━━━ Records supplied

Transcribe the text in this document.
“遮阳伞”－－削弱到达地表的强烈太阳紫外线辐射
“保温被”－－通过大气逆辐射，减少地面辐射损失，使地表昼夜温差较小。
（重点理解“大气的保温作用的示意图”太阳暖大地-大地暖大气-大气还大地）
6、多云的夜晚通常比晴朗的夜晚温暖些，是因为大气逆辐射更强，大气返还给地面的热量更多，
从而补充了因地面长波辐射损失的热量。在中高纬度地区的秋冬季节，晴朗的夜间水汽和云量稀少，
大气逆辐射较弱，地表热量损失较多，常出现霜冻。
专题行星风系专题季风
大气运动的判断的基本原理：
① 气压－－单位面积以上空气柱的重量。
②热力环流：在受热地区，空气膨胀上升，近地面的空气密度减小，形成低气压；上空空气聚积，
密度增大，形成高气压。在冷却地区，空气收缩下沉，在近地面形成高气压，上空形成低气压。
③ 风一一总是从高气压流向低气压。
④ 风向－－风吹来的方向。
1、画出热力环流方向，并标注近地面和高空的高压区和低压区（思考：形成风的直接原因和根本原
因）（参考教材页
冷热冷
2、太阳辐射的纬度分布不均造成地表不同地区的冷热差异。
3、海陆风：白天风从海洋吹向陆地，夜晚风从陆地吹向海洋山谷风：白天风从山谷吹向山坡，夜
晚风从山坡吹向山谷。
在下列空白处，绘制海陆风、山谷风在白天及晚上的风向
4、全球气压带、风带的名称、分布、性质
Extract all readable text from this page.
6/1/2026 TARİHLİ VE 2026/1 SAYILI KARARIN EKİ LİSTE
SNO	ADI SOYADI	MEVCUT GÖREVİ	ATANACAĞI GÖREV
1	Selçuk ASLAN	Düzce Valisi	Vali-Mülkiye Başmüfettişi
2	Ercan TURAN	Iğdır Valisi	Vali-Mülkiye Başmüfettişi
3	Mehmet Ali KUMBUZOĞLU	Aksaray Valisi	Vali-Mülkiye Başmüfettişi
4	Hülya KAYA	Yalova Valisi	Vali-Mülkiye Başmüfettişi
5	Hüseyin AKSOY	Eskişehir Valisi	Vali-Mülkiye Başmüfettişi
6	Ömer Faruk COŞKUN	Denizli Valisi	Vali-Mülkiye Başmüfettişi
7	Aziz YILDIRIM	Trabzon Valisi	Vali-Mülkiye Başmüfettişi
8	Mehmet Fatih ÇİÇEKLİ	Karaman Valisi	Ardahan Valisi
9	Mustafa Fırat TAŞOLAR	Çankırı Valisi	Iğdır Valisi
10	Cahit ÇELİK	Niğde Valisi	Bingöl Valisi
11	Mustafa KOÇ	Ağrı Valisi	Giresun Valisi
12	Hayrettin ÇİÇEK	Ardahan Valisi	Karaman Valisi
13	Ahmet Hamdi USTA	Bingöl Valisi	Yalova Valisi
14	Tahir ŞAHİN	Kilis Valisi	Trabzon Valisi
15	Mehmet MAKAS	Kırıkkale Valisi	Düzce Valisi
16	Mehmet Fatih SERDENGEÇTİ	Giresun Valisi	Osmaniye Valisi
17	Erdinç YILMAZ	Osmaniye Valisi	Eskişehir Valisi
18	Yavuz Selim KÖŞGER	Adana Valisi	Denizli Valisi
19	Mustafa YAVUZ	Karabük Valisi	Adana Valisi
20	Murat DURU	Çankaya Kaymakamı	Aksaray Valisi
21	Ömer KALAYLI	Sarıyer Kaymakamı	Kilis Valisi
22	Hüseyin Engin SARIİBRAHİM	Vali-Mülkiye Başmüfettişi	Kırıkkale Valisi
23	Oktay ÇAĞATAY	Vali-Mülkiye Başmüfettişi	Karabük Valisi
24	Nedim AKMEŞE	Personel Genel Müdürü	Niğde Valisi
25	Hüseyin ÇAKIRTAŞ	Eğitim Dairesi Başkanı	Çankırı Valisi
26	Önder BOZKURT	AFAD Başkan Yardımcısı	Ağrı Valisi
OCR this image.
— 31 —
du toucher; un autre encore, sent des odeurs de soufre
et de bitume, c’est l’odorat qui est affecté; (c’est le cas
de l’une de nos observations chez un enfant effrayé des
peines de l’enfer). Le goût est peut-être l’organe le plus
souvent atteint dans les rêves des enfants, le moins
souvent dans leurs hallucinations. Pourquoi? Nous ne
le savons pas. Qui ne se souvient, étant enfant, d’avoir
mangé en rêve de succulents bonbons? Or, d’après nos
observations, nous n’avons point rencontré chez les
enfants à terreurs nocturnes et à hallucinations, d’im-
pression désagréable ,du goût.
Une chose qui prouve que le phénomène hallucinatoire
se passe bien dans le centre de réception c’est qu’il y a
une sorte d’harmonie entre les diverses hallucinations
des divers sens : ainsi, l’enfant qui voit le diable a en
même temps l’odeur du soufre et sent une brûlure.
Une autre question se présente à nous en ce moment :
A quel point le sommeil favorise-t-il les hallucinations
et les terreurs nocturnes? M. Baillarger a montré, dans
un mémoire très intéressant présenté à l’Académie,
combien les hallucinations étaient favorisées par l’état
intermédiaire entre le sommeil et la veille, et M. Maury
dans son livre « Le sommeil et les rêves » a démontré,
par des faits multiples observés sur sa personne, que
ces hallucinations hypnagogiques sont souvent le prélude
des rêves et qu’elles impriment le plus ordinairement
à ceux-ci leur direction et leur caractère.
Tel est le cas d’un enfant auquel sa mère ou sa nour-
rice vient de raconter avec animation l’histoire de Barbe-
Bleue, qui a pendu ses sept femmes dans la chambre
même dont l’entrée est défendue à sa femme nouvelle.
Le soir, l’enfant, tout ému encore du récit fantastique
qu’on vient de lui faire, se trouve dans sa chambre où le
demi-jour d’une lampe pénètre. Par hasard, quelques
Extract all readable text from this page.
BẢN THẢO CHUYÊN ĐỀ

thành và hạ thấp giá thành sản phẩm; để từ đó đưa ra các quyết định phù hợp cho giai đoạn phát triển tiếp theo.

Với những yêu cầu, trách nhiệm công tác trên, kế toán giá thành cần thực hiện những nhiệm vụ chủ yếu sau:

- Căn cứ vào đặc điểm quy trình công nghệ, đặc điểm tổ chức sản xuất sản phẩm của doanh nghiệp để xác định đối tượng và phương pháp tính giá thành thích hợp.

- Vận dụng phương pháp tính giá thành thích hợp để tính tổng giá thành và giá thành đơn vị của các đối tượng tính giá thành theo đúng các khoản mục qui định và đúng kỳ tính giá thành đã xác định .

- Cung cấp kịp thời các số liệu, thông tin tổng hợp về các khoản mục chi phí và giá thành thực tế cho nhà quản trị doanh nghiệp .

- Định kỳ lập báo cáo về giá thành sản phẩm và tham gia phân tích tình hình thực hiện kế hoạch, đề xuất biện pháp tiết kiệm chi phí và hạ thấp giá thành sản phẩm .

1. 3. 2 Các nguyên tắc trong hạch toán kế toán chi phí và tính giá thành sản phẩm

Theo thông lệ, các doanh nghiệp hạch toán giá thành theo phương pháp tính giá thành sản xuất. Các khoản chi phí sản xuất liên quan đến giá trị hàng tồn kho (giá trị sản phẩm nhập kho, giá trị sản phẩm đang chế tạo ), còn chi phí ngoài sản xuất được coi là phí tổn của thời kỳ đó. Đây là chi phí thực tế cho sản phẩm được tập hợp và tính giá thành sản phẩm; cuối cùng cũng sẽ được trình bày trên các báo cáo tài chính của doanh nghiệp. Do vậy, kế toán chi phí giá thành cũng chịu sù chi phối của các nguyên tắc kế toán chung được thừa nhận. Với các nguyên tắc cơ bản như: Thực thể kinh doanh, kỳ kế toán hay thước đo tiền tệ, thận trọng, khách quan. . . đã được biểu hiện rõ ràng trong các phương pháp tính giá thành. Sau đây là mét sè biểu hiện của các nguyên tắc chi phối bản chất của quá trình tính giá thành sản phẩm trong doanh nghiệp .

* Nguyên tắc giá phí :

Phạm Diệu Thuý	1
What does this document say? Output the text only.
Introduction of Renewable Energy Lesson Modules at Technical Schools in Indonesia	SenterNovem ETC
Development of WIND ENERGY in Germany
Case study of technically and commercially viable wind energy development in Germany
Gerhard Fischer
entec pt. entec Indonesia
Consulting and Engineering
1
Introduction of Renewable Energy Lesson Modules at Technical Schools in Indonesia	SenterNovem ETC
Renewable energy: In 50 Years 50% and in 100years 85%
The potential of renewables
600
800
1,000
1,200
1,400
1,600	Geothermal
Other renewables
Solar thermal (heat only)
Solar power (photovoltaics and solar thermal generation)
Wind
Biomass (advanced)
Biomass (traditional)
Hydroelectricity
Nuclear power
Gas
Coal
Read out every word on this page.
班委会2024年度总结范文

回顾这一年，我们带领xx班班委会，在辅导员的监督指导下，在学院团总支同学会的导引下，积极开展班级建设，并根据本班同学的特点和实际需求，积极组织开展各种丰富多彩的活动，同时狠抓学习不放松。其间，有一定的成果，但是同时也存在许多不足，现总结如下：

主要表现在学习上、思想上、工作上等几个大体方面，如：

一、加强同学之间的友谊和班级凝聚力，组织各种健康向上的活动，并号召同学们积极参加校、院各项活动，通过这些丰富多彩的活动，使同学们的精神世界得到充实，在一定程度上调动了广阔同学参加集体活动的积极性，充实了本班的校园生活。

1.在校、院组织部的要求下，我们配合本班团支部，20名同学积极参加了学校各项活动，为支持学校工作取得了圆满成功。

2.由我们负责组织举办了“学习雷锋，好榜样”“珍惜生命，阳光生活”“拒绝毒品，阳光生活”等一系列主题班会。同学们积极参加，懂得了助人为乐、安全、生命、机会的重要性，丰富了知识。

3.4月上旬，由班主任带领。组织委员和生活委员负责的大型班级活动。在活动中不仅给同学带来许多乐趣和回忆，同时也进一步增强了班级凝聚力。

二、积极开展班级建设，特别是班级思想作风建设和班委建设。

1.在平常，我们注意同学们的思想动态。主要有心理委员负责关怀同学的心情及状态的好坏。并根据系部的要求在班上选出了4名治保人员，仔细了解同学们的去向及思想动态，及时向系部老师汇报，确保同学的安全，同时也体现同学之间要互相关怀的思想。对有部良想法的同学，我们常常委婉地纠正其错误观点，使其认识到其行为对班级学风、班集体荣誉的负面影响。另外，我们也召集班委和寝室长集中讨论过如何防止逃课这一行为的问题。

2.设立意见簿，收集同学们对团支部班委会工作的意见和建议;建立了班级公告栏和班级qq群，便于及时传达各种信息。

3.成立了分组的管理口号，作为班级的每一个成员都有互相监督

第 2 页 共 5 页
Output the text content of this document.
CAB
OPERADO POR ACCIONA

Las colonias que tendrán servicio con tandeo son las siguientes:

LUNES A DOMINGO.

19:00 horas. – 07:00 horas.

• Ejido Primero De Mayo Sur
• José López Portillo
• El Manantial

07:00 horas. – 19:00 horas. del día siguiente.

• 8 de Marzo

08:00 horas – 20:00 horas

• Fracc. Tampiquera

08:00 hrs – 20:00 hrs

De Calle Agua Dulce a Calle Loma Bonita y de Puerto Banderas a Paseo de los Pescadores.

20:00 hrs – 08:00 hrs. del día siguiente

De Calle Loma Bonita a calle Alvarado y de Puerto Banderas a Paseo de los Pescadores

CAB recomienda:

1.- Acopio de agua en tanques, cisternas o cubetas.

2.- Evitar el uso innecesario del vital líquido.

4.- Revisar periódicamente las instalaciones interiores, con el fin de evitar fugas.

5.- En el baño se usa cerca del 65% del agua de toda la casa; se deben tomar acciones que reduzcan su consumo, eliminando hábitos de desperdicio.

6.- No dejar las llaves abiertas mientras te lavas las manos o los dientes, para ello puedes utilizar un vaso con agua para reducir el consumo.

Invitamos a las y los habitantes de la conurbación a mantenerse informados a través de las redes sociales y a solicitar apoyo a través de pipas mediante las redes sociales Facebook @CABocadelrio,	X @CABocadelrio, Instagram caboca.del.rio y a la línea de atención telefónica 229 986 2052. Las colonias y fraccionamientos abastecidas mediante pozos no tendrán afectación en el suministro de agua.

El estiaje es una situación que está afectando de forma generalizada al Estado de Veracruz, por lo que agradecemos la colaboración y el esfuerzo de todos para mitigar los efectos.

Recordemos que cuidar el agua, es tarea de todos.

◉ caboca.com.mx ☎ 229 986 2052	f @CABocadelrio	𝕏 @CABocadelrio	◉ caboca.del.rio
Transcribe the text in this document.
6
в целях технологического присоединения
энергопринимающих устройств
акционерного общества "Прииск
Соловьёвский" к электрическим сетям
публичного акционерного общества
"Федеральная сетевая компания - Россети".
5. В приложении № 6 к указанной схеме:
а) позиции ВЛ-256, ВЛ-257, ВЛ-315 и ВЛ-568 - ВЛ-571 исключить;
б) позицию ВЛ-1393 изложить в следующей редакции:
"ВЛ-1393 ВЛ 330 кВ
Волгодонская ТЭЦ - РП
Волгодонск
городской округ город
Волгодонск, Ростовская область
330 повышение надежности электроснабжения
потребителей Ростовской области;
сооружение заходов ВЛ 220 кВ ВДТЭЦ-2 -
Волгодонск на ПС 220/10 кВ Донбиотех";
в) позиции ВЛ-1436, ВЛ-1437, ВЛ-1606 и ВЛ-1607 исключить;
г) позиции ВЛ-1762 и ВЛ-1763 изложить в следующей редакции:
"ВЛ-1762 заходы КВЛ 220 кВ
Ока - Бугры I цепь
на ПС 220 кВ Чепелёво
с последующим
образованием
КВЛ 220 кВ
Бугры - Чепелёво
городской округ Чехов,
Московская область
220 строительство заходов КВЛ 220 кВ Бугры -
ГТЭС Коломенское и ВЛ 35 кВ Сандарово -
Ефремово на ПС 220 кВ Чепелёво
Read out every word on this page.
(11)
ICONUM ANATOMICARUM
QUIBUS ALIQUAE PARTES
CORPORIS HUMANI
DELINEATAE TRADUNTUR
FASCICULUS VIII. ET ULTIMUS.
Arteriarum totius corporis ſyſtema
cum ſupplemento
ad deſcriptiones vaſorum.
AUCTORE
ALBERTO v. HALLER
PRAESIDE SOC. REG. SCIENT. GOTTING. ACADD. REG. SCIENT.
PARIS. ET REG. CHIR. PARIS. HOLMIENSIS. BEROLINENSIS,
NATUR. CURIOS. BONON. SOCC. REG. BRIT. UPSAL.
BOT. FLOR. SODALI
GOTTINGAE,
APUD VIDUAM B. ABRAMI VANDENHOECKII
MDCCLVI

━━━━━━

Within the data above, pick out all lines holding the word "tendrán".

Exercise response:
Las colonias que tendrán servicio con tandeo son las siguientes:
Invitamos a las y los habitantes de la conurbación a mantenerse informados a través de las redes sociales y a solicitar apoyo a través de pipas mediante las redes sociales Facebook @CABocadelrio,	X @CABocadelrio, Instagram caboca.del.rio y a la línea de atención telefónica 229 986 2052. Las colonias y fraccionamientos abastecidas mediante pozos no tendrán afectación en el suministro de agua.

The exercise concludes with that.